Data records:

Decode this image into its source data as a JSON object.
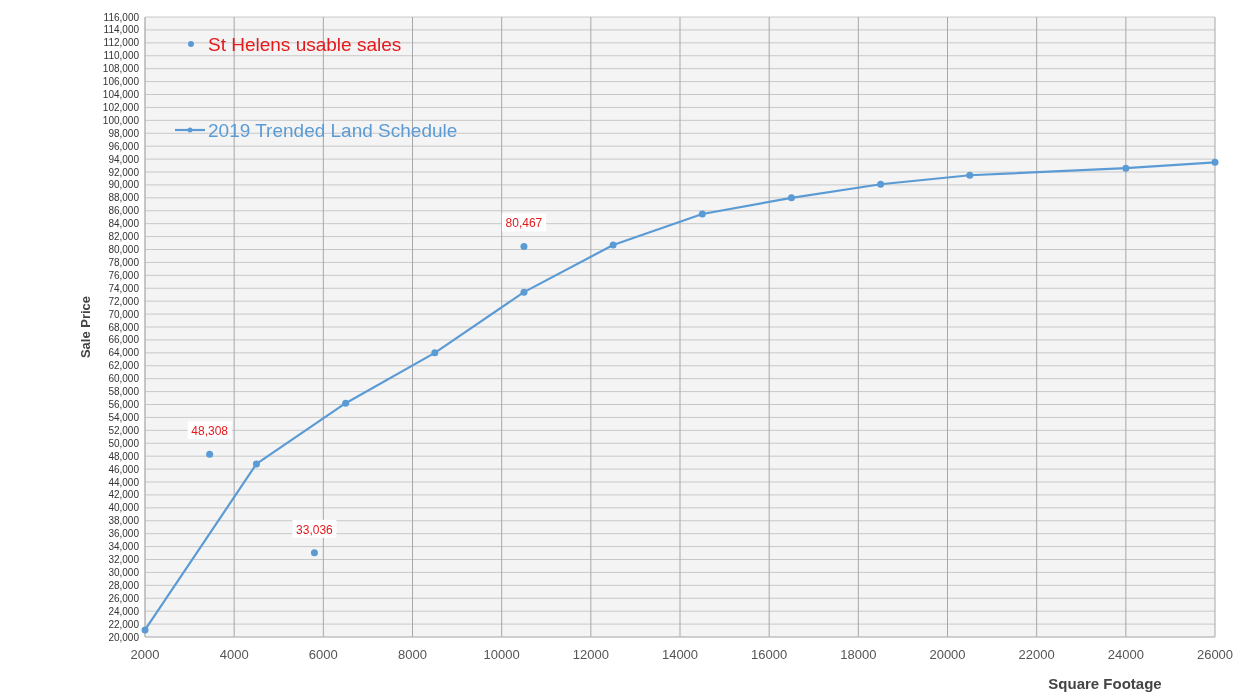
{
  "chart_data": {
    "type": "scatter",
    "xlabel": "Square Footage",
    "ylabel": "Sale Price",
    "xlim": [
      2000,
      26000
    ],
    "xticks": [
      2000,
      4000,
      6000,
      8000,
      10000,
      12000,
      14000,
      16000,
      18000,
      20000,
      22000,
      24000,
      26000
    ],
    "ylim": [
      20000,
      116000
    ],
    "yticks": [
      {
        "value": 20000,
        "label": "20,000"
      },
      {
        "value": 22000,
        "label": "22,000"
      },
      {
        "value": 24000,
        "label": "24,000"
      },
      {
        "value": 26000,
        "label": "26,000"
      },
      {
        "value": 28000,
        "label": "28,000"
      },
      {
        "value": 30000,
        "label": "30,000"
      },
      {
        "value": 32000,
        "label": "32,000"
      },
      {
        "value": 34000,
        "label": "34,000"
      },
      {
        "value": 36000,
        "label": "36,000"
      },
      {
        "value": 38000,
        "label": "38,000"
      },
      {
        "value": 40000,
        "label": "40,000"
      },
      {
        "value": 42000,
        "label": "42,000"
      },
      {
        "value": 44000,
        "label": "44,000"
      },
      {
        "value": 46000,
        "label": "46,000"
      },
      {
        "value": 48000,
        "label": "48,000"
      },
      {
        "value": 50000,
        "label": "50,000"
      },
      {
        "value": 52000,
        "label": "52,000"
      },
      {
        "value": 54000,
        "label": "54,000"
      },
      {
        "value": 56000,
        "label": "56,000"
      },
      {
        "value": 58000,
        "label": "58,000"
      },
      {
        "value": 60000,
        "label": "60,000"
      },
      {
        "value": 62000,
        "label": "62,000"
      },
      {
        "value": 64000,
        "label": "64,000"
      },
      {
        "value": 66000,
        "label": "66,000"
      },
      {
        "value": 68000,
        "label": "68,000"
      },
      {
        "value": 70000,
        "label": "70,000"
      },
      {
        "value": 72000,
        "label": "72,000"
      },
      {
        "value": 74000,
        "label": "74,000"
      },
      {
        "value": 76000,
        "label": "76,000"
      },
      {
        "value": 78000,
        "label": "78,000"
      },
      {
        "value": 80000,
        "label": "80,000"
      },
      {
        "value": 82000,
        "label": "82,000"
      },
      {
        "value": 84000,
        "label": "84,000"
      },
      {
        "value": 86000,
        "label": "86,000"
      },
      {
        "value": 88000,
        "label": "88,000"
      },
      {
        "value": 90000,
        "label": "90,000"
      },
      {
        "value": 92000,
        "label": "92,000"
      },
      {
        "value": 94000,
        "label": "94,000"
      },
      {
        "value": 96000,
        "label": "96,000"
      },
      {
        "value": 98000,
        "label": "98,000"
      },
      {
        "value": 100000,
        "label": "100,000"
      },
      {
        "value": 102000,
        "label": "102,000"
      },
      {
        "value": 104000,
        "label": "104,000"
      },
      {
        "value": 106000,
        "label": "106,000"
      },
      {
        "value": 108000,
        "label": "108,000"
      },
      {
        "value": 110000,
        "label": "110,000"
      },
      {
        "value": 112000,
        "label": "112,000"
      },
      {
        "value": 114000,
        "label": "114,000"
      },
      {
        "value": 116000,
        "label": "116,000"
      }
    ],
    "grid": true,
    "legend": "top left",
    "marker": "circle",
    "series": [
      {
        "name": "St Helens usable sales",
        "color": "#5b9bd5",
        "x": [
          3450,
          5800,
          10500
        ],
        "values": [
          48308,
          33036,
          80467
        ],
        "value_labels": [
          "48,308",
          "33,036",
          "80,467"
        ]
      },
      {
        "name": "2019 Trended Land Schedule",
        "type": "line",
        "color": "#5b9bd5",
        "line_style": "solid",
        "x": [
          2000,
          4500,
          6500,
          8500,
          10500,
          12500,
          14500,
          16500,
          18500,
          20500,
          24000,
          26000
        ],
        "values": [
          21100,
          46800,
          56200,
          64000,
          73400,
          80700,
          85500,
          88000,
          90100,
          91500,
          92600,
          93500
        ]
      }
    ]
  }
}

# [WORK TO DO]
Make an exact copy of every entry above, minus the images.

# [TASK RESPONSE]
Decode this image into its source data as a JSON object.
{
  "chart_data": {
    "type": "scatter",
    "xlabel": "Square Footage",
    "ylabel": "Sale Price",
    "xlim": [
      2000,
      26000
    ],
    "xticks": [
      2000,
      4000,
      6000,
      8000,
      10000,
      12000,
      14000,
      16000,
      18000,
      20000,
      22000,
      24000,
      26000
    ],
    "ylim": [
      20000,
      116000
    ],
    "yticks": [
      {
        "value": 20000,
        "label": "20,000"
      },
      {
        "value": 22000,
        "label": "22,000"
      },
      {
        "value": 24000,
        "label": "24,000"
      },
      {
        "value": 26000,
        "label": "26,000"
      },
      {
        "value": 28000,
        "label": "28,000"
      },
      {
        "value": 30000,
        "label": "30,000"
      },
      {
        "value": 32000,
        "label": "32,000"
      },
      {
        "value": 34000,
        "label": "34,000"
      },
      {
        "value": 36000,
        "label": "36,000"
      },
      {
        "value": 38000,
        "label": "38,000"
      },
      {
        "value": 40000,
        "label": "40,000"
      },
      {
        "value": 42000,
        "label": "42,000"
      },
      {
        "value": 44000,
        "label": "44,000"
      },
      {
        "value": 46000,
        "label": "46,000"
      },
      {
        "value": 48000,
        "label": "48,000"
      },
      {
        "value": 50000,
        "label": "50,000"
      },
      {
        "value": 52000,
        "label": "52,000"
      },
      {
        "value": 54000,
        "label": "54,000"
      },
      {
        "value": 56000,
        "label": "56,000"
      },
      {
        "value": 58000,
        "label": "58,000"
      },
      {
        "value": 60000,
        "label": "60,000"
      },
      {
        "value": 62000,
        "label": "62,000"
      },
      {
        "value": 64000,
        "label": "64,000"
      },
      {
        "value": 66000,
        "label": "66,000"
      },
      {
        "value": 68000,
        "label": "68,000"
      },
      {
        "value": 70000,
        "label": "70,000"
      },
      {
        "value": 72000,
        "label": "72,000"
      },
      {
        "value": 74000,
        "label": "74,000"
      },
      {
        "value": 76000,
        "label": "76,000"
      },
      {
        "value": 78000,
        "label": "78,000"
      },
      {
        "value": 80000,
        "label": "80,000"
      },
      {
        "value": 82000,
        "label": "82,000"
      },
      {
        "value": 84000,
        "label": "84,000"
      },
      {
        "value": 86000,
        "label": "86,000"
      },
      {
        "value": 88000,
        "label": "88,000"
      },
      {
        "value": 90000,
        "label": "90,000"
      },
      {
        "value": 92000,
        "label": "92,000"
      },
      {
        "value": 94000,
        "label": "94,000"
      },
      {
        "value": 96000,
        "label": "96,000"
      },
      {
        "value": 98000,
        "label": "98,000"
      },
      {
        "value": 100000,
        "label": "100,000"
      },
      {
        "value": 102000,
        "label": "102,000"
      },
      {
        "value": 104000,
        "label": "104,000"
      },
      {
        "value": 106000,
        "label": "106,000"
      },
      {
        "value": 108000,
        "label": "108,000"
      },
      {
        "value": 110000,
        "label": "110,000"
      },
      {
        "value": 112000,
        "label": "112,000"
      },
      {
        "value": 114000,
        "label": "114,000"
      },
      {
        "value": 116000,
        "label": "116,000"
      }
    ],
    "grid": true,
    "legend": "top left",
    "marker": "circle",
    "series": [
      {
        "name": "St Helens usable sales",
        "color": "#5b9bd5",
        "x": [
          3450,
          5800,
          10500
        ],
        "values": [
          48308,
          33036,
          80467
        ],
        "value_labels": [
          "48,308",
          "33,036",
          "80,467"
        ]
      },
      {
        "name": "2019 Trended Land Schedule",
        "type": "line",
        "color": "#5b9bd5",
        "line_style": "solid",
        "x": [
          2000,
          4500,
          6500,
          8500,
          10500,
          12500,
          14500,
          16500,
          18500,
          20500,
          24000,
          26000
        ],
        "values": [
          21100,
          46800,
          56200,
          64000,
          73400,
          80700,
          85500,
          88000,
          90100,
          91500,
          92600,
          93500
        ]
      }
    ]
  }
}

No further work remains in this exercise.